Read through the data and count the lines that contain the string "воскресенье"; give only the result.

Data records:
-- BEGIN --
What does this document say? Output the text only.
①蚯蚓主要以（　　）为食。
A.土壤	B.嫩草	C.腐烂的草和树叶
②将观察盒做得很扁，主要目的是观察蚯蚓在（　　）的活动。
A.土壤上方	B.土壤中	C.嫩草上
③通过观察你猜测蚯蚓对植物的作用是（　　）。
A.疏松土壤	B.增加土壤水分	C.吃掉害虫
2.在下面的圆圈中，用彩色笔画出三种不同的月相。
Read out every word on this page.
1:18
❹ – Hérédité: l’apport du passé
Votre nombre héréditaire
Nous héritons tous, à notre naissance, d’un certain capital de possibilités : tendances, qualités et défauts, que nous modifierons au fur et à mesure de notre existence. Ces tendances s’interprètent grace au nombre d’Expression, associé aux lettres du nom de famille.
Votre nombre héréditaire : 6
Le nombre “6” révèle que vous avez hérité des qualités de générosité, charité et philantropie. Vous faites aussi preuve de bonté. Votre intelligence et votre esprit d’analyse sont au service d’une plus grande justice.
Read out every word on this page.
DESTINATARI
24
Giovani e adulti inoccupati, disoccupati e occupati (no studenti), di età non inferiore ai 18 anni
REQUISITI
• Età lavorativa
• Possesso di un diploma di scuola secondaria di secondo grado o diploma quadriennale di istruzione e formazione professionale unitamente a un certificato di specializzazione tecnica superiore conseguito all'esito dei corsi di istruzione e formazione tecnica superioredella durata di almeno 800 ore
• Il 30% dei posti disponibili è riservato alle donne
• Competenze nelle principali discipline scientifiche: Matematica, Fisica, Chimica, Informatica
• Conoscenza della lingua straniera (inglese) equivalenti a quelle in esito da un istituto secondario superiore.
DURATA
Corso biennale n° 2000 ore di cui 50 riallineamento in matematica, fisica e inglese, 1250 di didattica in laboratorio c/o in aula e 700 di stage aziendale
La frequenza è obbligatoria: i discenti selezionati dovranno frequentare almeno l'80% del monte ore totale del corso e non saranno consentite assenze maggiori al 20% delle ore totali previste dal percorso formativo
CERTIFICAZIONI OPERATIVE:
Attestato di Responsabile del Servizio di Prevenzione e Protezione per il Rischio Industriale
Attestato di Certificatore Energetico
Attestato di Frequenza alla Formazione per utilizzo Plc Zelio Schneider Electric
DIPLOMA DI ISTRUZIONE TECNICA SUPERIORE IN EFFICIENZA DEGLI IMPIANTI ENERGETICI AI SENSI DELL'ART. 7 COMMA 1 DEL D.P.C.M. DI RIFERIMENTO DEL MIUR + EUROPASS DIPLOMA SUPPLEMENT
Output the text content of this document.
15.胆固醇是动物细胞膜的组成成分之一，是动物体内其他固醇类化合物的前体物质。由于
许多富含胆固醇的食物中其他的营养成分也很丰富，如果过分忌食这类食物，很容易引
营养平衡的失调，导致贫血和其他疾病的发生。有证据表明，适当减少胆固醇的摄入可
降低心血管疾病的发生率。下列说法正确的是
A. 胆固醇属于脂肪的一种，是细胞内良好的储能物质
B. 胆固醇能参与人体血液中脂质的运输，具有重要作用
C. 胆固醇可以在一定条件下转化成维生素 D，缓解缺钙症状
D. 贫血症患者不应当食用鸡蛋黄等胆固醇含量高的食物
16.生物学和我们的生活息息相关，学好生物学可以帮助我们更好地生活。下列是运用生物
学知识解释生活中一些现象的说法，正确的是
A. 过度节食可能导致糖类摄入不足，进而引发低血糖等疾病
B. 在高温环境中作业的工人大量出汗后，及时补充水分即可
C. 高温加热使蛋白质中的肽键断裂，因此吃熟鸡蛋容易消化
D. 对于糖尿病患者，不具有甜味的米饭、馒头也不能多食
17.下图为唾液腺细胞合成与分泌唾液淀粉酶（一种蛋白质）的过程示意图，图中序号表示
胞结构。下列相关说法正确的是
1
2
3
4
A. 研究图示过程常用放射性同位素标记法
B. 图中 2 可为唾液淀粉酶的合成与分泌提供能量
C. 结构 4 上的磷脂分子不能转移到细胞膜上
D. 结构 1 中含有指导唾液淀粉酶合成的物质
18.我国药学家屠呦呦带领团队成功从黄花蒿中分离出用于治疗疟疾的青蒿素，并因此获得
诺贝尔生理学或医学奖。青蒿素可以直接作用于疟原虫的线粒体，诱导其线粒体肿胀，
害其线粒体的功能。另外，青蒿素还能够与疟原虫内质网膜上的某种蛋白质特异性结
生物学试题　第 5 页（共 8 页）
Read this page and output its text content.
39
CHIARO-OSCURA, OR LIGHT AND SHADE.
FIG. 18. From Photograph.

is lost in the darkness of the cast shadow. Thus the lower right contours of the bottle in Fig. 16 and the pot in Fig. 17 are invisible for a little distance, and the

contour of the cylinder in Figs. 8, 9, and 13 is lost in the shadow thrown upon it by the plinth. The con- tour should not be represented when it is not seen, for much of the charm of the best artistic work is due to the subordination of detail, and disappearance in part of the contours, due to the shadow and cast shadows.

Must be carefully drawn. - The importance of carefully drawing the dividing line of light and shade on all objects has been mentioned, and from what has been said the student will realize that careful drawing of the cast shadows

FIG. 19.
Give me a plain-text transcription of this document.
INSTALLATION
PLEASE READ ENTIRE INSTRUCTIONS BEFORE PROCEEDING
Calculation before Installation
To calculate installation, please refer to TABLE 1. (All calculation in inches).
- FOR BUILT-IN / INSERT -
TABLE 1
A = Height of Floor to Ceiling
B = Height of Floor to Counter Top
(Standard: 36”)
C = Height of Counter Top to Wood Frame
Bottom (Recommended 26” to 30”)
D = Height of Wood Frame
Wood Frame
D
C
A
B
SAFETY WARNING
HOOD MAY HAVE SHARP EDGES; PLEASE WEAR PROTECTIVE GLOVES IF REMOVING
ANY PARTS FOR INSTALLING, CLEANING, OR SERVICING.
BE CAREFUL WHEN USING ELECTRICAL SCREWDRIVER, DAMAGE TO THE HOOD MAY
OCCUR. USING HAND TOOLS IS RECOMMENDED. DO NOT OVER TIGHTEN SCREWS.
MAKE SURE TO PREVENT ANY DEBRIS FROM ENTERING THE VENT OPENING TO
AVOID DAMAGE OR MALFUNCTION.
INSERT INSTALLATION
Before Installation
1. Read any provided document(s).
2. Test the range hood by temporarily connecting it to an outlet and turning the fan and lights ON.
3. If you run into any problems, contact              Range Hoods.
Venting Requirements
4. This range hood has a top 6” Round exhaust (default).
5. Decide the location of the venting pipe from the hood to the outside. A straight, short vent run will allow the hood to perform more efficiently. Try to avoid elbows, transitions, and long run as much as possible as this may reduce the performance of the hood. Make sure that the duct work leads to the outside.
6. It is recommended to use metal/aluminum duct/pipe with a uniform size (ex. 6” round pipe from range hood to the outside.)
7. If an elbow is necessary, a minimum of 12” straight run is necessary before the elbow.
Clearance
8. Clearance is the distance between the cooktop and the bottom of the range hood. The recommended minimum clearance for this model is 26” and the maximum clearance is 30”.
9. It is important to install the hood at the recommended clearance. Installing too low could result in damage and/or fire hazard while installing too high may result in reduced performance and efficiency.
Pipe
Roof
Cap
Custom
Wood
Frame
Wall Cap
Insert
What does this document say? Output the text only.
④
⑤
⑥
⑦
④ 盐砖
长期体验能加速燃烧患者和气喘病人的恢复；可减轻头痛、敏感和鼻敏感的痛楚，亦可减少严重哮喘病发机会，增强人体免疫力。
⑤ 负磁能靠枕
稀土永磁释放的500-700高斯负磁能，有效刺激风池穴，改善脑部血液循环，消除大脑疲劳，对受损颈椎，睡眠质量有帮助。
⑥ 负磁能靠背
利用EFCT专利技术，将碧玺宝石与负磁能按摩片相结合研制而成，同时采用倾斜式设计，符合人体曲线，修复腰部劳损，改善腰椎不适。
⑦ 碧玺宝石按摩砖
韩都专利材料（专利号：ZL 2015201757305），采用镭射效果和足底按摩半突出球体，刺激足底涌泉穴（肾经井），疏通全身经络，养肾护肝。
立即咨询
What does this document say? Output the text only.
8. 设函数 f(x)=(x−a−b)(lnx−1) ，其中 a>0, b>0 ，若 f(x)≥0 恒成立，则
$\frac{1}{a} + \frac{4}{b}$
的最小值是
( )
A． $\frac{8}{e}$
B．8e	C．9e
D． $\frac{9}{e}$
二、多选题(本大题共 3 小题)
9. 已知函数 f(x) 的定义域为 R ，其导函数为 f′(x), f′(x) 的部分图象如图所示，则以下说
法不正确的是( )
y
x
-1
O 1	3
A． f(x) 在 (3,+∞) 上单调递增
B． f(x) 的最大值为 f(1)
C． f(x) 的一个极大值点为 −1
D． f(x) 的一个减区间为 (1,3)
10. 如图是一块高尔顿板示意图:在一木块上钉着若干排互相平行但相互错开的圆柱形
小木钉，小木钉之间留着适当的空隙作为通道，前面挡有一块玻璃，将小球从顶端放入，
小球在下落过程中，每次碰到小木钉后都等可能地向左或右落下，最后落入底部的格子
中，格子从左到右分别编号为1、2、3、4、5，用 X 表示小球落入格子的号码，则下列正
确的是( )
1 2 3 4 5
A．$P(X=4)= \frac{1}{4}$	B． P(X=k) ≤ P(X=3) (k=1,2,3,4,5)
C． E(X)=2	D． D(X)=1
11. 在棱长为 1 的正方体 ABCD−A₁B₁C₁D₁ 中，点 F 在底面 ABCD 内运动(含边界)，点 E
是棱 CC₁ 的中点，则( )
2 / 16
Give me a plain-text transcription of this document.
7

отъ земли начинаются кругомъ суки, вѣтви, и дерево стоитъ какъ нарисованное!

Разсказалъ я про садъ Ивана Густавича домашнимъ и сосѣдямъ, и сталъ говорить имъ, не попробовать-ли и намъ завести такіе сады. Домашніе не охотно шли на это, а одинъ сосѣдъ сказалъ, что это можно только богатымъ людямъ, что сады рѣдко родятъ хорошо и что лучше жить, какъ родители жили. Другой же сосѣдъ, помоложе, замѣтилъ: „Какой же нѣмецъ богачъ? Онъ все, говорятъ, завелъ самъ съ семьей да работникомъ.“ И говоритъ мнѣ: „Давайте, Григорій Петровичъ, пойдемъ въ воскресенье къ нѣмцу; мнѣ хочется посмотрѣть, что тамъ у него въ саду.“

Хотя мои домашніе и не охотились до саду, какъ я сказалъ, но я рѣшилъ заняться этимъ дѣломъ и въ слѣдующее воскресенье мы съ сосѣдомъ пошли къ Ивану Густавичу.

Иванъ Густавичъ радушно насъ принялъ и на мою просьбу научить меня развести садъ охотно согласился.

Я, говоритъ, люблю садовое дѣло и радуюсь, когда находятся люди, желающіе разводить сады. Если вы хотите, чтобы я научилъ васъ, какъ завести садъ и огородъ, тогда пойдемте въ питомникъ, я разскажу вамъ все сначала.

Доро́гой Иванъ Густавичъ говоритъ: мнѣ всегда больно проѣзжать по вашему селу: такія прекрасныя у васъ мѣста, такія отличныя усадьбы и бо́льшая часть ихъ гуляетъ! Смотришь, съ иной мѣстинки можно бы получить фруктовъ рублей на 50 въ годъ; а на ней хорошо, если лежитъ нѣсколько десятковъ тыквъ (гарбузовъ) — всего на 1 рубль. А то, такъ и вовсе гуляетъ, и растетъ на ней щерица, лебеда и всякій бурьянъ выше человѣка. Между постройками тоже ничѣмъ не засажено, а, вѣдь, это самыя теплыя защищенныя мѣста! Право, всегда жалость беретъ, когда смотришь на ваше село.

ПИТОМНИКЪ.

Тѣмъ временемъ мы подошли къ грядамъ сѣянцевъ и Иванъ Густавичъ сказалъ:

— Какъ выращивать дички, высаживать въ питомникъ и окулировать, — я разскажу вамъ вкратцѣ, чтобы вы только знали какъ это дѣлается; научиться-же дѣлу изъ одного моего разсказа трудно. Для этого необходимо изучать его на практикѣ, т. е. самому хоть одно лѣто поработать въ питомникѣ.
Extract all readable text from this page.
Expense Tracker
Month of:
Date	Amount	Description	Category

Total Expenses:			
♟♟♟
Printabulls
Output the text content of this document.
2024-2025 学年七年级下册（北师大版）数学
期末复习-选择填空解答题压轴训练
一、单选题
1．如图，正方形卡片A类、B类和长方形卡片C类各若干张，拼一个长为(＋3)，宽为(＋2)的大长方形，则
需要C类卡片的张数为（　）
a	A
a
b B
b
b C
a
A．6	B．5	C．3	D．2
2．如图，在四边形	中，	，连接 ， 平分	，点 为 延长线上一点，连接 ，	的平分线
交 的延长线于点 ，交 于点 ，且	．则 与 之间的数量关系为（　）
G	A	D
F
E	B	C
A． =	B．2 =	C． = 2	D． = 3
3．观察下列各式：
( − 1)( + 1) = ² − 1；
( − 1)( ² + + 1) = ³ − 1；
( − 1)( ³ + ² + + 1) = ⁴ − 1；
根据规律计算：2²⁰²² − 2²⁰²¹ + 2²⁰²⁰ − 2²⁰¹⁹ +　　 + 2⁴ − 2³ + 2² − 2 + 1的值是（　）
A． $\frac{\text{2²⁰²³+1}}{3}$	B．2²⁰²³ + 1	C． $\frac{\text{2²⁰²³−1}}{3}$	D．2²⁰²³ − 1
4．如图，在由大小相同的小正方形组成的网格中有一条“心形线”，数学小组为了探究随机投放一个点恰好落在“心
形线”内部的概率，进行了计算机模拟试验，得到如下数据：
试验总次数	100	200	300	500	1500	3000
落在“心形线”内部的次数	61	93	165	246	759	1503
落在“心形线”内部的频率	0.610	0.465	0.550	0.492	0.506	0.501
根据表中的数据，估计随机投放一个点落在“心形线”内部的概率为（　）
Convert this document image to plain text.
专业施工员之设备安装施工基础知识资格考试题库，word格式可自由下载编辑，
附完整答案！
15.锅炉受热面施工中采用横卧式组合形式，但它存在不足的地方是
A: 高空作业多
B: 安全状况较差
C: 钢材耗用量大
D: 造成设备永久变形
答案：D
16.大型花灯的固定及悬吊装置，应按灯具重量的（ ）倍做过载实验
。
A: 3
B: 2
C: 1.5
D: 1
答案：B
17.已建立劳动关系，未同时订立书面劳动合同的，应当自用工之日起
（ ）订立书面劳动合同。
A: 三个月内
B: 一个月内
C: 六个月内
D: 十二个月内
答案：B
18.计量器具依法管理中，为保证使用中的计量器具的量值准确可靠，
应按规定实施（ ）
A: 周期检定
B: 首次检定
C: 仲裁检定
-- END --
- [Response to this exercise] 2